» **TASK DESCRIPTION**: In this exercise, copy exactly the lines from the one that contains "Extract the structured" through the end of the entries below; pictures are not copied.

begin INFORMATION GIVEN

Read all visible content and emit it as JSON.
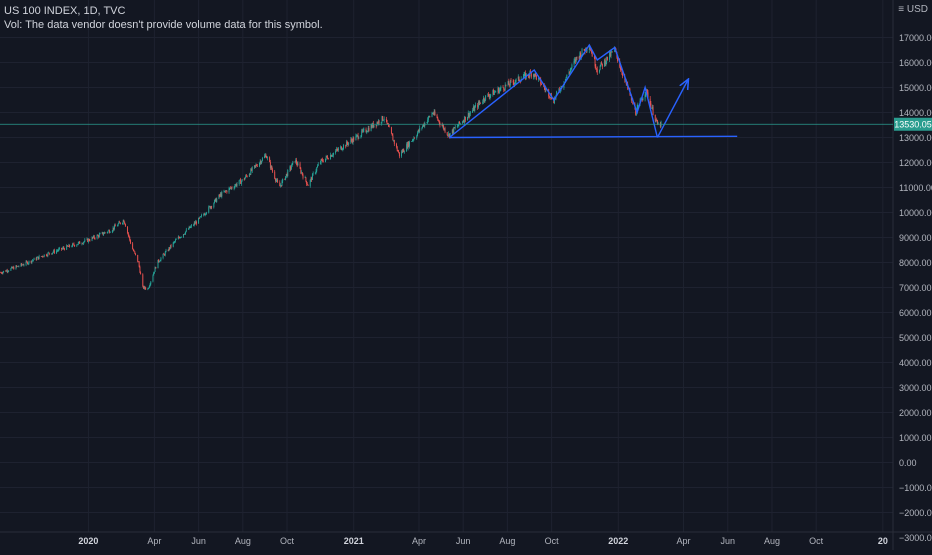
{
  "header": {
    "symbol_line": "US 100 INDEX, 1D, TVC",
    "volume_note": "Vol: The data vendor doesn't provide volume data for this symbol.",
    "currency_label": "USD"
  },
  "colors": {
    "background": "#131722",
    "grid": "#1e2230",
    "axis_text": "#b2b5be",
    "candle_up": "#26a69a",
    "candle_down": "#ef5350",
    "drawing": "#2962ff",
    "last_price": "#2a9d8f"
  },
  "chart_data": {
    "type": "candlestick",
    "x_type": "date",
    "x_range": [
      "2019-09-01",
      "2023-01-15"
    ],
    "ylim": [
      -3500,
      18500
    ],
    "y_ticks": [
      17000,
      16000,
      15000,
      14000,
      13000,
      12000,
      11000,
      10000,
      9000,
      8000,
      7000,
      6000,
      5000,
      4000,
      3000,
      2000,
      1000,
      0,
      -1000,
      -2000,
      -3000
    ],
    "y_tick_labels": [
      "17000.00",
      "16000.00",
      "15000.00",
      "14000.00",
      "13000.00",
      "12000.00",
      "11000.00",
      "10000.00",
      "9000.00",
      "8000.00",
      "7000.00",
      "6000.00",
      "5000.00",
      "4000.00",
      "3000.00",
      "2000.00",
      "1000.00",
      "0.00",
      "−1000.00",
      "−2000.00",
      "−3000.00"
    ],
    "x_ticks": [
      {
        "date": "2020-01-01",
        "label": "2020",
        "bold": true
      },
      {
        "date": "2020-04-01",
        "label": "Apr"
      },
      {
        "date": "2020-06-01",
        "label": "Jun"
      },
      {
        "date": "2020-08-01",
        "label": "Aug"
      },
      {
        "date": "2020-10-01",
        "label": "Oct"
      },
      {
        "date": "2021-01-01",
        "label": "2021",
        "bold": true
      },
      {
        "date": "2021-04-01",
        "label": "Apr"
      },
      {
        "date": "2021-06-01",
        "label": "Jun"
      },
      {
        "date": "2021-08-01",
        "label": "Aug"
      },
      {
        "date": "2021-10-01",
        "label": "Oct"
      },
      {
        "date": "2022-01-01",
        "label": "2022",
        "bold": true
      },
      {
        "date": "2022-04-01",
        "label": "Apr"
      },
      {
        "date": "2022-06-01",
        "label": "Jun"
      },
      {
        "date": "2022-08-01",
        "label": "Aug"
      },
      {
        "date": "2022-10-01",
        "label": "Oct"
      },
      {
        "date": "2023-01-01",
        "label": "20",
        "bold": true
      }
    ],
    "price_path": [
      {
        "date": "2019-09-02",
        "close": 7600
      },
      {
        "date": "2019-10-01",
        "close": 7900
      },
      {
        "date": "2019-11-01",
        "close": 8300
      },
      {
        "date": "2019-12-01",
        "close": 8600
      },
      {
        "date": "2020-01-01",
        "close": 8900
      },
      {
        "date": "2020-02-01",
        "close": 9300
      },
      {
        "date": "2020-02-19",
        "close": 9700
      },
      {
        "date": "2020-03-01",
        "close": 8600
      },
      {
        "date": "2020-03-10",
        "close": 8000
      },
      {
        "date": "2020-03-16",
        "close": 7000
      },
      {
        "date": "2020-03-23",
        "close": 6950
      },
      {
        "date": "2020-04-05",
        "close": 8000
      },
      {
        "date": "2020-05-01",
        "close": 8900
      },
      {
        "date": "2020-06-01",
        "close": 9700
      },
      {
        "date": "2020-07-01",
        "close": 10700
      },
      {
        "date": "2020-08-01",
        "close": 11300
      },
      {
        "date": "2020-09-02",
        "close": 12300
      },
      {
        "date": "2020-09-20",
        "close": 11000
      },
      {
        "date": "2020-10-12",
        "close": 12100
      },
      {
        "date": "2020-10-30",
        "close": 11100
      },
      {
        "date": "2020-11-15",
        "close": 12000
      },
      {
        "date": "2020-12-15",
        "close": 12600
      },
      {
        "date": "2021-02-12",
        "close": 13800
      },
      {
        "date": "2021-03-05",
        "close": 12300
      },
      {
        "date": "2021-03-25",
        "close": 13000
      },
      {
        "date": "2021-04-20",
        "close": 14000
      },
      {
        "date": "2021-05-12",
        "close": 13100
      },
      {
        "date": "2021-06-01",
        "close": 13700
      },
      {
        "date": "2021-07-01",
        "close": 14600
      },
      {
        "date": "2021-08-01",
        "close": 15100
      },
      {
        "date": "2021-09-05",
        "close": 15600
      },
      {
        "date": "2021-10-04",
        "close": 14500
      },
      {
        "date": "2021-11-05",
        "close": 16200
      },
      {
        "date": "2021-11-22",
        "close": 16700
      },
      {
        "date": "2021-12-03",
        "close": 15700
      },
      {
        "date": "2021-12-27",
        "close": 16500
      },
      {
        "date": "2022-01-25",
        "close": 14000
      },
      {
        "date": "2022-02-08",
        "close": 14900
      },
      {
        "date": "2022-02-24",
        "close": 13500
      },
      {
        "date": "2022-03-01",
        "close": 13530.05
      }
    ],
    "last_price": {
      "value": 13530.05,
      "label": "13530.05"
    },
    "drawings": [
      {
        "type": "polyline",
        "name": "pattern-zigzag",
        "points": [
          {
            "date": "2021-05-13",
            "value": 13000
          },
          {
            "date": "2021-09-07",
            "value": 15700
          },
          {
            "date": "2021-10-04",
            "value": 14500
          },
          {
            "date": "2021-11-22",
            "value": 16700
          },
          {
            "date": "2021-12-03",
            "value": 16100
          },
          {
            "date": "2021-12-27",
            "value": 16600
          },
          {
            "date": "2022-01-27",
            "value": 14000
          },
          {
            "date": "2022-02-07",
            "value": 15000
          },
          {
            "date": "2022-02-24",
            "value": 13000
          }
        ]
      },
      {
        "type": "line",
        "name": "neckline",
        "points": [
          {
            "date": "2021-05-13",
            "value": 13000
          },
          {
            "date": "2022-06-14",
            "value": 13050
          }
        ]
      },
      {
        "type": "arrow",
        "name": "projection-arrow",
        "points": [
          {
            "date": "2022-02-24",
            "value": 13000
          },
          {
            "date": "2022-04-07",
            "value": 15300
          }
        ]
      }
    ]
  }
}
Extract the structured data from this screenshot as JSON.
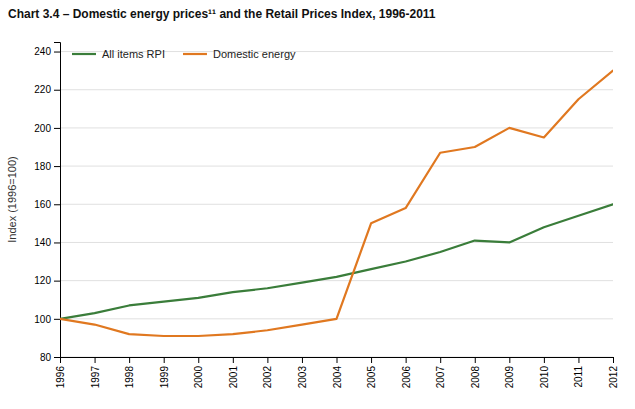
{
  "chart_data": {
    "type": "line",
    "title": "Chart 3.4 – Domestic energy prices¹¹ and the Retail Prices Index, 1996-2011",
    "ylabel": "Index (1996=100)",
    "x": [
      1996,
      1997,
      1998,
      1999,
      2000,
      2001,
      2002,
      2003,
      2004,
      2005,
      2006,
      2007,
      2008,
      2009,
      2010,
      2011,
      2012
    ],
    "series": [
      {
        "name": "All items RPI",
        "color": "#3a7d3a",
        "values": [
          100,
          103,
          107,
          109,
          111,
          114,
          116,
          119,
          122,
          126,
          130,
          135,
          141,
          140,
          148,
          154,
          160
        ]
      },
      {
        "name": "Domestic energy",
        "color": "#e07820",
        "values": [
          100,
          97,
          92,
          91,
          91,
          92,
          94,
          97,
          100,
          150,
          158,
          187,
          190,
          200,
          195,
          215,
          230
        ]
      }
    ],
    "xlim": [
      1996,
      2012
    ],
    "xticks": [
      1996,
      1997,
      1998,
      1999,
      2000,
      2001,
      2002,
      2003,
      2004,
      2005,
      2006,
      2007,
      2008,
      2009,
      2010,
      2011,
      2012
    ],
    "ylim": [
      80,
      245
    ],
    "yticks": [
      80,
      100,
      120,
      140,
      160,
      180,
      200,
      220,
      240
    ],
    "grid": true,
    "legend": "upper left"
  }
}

end INFORMATION GIVEN

» **OUTPUT FOR THIS TASK**:
Extract the structured data from this screenshot as JSON.
{
  "chart_data": {
    "type": "line",
    "title": "Chart 3.4 – Domestic energy prices¹¹ and the Retail Prices Index, 1996-2011",
    "ylabel": "Index (1996=100)",
    "x": [
      1996,
      1997,
      1998,
      1999,
      2000,
      2001,
      2002,
      2003,
      2004,
      2005,
      2006,
      2007,
      2008,
      2009,
      2010,
      2011,
      2012
    ],
    "series": [
      {
        "name": "All items RPI",
        "color": "#3a7d3a",
        "values": [
          100,
          103,
          107,
          109,
          111,
          114,
          116,
          119,
          122,
          126,
          130,
          135,
          141,
          140,
          148,
          154,
          160
        ]
      },
      {
        "name": "Domestic energy",
        "color": "#e07820",
        "values": [
          100,
          97,
          92,
          91,
          91,
          92,
          94,
          97,
          100,
          150,
          158,
          187,
          190,
          200,
          195,
          215,
          230
        ]
      }
    ],
    "xlim": [
      1996,
      2012
    ],
    "xticks": [
      1996,
      1997,
      1998,
      1999,
      2000,
      2001,
      2002,
      2003,
      2004,
      2005,
      2006,
      2007,
      2008,
      2009,
      2010,
      2011,
      2012
    ],
    "ylim": [
      80,
      245
    ],
    "yticks": [
      80,
      100,
      120,
      140,
      160,
      180,
      200,
      220,
      240
    ],
    "grid": true,
    "legend": "upper left"
  }
}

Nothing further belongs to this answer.